Only a number is wanted here: the number of lines of the data that include "JSON".
— start DATASET —
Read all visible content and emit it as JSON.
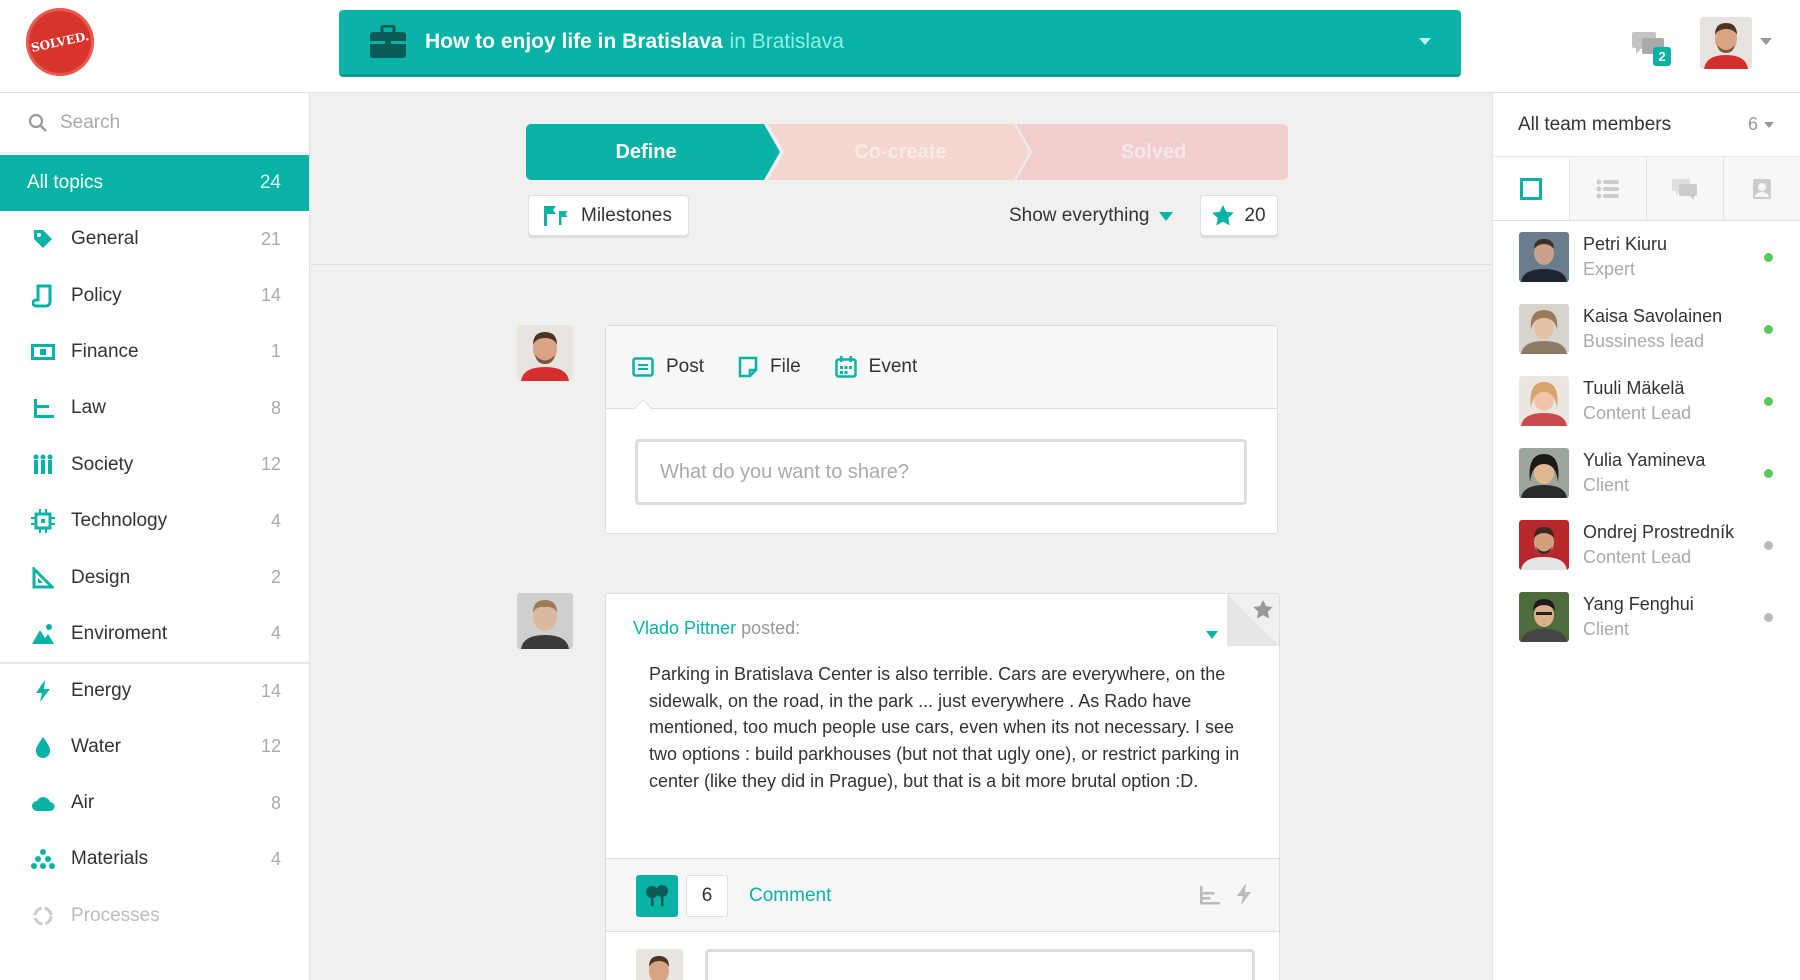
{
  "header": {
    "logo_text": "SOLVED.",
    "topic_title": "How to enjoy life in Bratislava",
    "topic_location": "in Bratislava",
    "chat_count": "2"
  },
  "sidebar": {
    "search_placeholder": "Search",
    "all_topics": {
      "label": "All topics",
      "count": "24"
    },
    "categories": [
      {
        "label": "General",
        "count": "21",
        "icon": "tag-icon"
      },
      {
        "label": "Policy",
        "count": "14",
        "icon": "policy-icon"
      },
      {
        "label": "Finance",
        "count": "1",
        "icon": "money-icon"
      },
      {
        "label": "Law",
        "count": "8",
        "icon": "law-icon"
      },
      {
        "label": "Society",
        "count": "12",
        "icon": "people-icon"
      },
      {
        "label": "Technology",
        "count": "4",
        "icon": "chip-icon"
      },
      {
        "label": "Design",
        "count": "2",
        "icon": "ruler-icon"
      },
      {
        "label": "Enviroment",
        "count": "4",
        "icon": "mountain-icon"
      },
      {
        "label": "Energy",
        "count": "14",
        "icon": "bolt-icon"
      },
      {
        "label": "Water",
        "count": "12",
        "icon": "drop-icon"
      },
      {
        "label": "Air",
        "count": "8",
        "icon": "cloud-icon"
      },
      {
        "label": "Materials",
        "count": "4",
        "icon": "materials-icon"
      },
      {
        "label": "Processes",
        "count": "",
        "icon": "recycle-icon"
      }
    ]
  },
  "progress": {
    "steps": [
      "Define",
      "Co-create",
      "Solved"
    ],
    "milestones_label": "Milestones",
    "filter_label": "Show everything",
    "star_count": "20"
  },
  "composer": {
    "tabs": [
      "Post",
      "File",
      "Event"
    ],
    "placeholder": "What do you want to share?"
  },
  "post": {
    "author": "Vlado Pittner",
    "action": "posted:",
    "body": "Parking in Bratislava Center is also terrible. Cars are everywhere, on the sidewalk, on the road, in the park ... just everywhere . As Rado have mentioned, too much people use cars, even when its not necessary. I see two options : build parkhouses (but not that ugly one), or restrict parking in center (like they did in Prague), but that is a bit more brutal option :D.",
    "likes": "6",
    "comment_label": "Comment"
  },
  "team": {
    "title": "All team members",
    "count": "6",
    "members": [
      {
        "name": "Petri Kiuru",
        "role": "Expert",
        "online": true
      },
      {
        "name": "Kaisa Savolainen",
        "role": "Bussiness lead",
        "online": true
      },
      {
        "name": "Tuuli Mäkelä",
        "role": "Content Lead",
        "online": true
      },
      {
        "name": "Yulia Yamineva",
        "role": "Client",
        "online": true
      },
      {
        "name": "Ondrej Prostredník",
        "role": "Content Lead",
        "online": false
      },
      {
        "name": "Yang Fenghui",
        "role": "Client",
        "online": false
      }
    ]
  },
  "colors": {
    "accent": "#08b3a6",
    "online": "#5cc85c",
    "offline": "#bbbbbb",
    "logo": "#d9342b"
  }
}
— end DATASET —
— start DATASET —
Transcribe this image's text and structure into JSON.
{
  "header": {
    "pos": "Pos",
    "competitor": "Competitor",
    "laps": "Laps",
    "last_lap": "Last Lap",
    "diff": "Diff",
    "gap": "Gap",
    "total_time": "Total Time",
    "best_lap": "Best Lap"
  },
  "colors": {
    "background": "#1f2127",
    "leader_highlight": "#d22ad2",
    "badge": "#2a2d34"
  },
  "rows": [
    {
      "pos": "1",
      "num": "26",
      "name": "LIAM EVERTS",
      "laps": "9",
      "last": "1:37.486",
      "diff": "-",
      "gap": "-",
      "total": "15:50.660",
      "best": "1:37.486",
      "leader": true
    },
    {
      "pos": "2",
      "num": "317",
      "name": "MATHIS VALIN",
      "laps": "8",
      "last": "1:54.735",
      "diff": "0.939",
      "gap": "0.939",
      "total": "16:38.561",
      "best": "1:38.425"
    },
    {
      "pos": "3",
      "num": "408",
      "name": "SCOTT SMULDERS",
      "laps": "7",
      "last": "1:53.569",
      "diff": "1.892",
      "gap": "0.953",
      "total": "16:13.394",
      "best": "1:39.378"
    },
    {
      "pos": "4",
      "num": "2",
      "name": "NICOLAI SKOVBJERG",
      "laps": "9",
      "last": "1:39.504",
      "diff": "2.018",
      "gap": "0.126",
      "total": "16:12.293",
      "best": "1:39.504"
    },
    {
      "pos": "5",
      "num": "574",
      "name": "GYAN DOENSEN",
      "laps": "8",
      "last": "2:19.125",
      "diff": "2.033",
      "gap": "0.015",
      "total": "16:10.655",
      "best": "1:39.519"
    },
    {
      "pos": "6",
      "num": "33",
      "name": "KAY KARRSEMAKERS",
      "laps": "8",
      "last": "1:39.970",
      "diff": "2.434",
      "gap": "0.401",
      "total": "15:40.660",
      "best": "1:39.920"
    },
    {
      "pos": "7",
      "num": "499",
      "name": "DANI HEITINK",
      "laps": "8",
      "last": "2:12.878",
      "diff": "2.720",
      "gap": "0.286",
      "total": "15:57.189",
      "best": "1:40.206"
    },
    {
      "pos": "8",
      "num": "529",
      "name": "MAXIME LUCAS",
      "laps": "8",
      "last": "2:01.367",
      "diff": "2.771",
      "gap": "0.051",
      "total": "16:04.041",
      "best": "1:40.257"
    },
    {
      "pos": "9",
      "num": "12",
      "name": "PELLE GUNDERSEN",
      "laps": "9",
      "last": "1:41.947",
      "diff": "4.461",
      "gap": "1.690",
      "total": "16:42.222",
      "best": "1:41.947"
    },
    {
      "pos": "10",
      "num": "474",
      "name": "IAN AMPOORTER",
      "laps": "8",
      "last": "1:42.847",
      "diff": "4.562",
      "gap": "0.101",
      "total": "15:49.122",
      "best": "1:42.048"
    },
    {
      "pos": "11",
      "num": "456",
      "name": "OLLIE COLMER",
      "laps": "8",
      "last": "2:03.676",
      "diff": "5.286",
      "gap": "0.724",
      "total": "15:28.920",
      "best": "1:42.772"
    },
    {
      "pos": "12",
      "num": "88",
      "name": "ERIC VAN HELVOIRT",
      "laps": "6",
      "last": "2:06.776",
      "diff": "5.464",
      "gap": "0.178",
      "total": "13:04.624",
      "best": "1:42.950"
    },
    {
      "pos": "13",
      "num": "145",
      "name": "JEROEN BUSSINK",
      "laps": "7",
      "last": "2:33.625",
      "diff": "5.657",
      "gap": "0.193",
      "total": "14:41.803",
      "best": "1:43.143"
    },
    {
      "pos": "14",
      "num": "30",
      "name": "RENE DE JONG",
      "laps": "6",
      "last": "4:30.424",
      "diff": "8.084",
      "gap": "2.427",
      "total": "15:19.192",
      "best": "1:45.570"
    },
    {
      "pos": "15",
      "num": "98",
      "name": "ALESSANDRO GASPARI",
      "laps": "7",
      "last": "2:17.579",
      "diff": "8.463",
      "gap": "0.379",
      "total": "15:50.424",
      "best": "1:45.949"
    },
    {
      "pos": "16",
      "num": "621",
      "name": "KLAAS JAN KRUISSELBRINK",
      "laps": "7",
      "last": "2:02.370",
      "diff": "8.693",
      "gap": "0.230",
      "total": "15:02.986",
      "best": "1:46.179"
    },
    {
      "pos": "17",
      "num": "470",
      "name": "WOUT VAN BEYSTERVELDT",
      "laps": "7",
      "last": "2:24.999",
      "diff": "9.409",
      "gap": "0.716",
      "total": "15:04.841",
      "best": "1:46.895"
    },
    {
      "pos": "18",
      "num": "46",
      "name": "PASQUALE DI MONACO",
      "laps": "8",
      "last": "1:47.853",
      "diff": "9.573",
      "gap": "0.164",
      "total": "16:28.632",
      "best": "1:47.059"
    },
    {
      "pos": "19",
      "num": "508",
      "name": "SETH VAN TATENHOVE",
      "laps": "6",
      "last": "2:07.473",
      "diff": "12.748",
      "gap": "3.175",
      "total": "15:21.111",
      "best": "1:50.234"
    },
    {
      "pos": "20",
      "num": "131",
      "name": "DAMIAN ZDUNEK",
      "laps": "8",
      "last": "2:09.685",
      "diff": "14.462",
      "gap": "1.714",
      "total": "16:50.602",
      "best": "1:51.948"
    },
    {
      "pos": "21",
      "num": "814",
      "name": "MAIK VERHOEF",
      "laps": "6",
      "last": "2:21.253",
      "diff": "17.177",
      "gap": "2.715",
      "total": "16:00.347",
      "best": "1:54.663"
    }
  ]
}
— end DATASET —
— start DATASET —
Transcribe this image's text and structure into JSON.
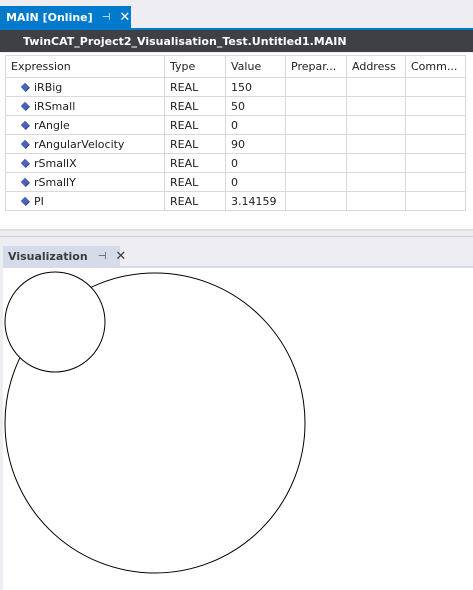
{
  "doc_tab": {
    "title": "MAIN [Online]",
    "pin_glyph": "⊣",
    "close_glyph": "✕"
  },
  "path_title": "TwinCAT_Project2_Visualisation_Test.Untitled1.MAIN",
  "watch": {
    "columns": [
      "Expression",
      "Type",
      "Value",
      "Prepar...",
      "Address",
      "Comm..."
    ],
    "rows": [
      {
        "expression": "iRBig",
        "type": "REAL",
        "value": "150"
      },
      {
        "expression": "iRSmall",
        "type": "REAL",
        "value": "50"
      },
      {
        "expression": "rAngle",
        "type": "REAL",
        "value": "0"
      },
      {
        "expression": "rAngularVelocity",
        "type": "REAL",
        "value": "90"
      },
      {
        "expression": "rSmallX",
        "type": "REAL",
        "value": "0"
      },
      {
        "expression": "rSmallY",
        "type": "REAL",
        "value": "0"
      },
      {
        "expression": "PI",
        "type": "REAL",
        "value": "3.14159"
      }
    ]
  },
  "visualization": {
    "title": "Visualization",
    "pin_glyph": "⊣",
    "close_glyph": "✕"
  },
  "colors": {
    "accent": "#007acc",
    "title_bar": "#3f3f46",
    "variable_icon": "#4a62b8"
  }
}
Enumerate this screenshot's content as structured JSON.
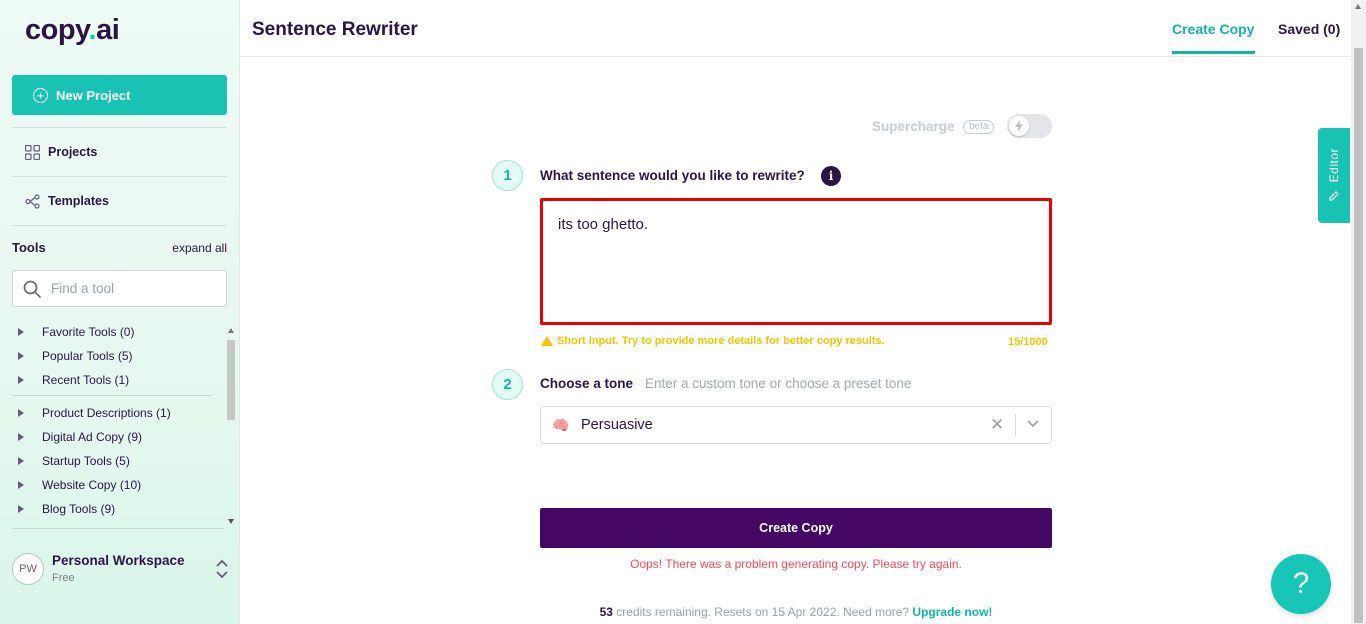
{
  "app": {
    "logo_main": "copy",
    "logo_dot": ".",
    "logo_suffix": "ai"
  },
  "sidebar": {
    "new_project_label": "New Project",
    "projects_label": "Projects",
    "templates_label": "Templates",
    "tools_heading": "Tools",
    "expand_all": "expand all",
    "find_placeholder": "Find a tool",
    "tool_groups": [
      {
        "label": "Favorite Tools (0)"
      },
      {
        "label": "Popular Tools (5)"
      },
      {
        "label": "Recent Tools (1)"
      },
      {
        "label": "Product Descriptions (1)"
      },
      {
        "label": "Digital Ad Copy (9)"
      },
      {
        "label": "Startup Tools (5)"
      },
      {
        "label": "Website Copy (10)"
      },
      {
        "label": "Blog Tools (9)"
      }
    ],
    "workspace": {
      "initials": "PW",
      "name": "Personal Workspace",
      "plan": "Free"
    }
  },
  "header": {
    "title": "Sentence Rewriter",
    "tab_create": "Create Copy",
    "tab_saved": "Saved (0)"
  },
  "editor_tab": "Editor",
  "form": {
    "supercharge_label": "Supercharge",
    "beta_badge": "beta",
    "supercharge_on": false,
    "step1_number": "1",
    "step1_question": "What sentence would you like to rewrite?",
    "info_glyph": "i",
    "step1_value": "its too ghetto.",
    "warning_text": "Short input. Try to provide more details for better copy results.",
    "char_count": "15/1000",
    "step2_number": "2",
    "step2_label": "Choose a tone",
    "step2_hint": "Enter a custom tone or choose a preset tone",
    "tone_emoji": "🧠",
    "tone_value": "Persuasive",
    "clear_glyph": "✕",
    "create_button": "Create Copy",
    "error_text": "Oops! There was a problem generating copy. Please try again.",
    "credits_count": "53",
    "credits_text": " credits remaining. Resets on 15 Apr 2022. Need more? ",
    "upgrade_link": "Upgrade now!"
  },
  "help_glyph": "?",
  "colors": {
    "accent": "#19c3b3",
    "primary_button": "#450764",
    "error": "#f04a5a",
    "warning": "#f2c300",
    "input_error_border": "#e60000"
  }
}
— end DATASET —
**RESPONSE BELOW**
4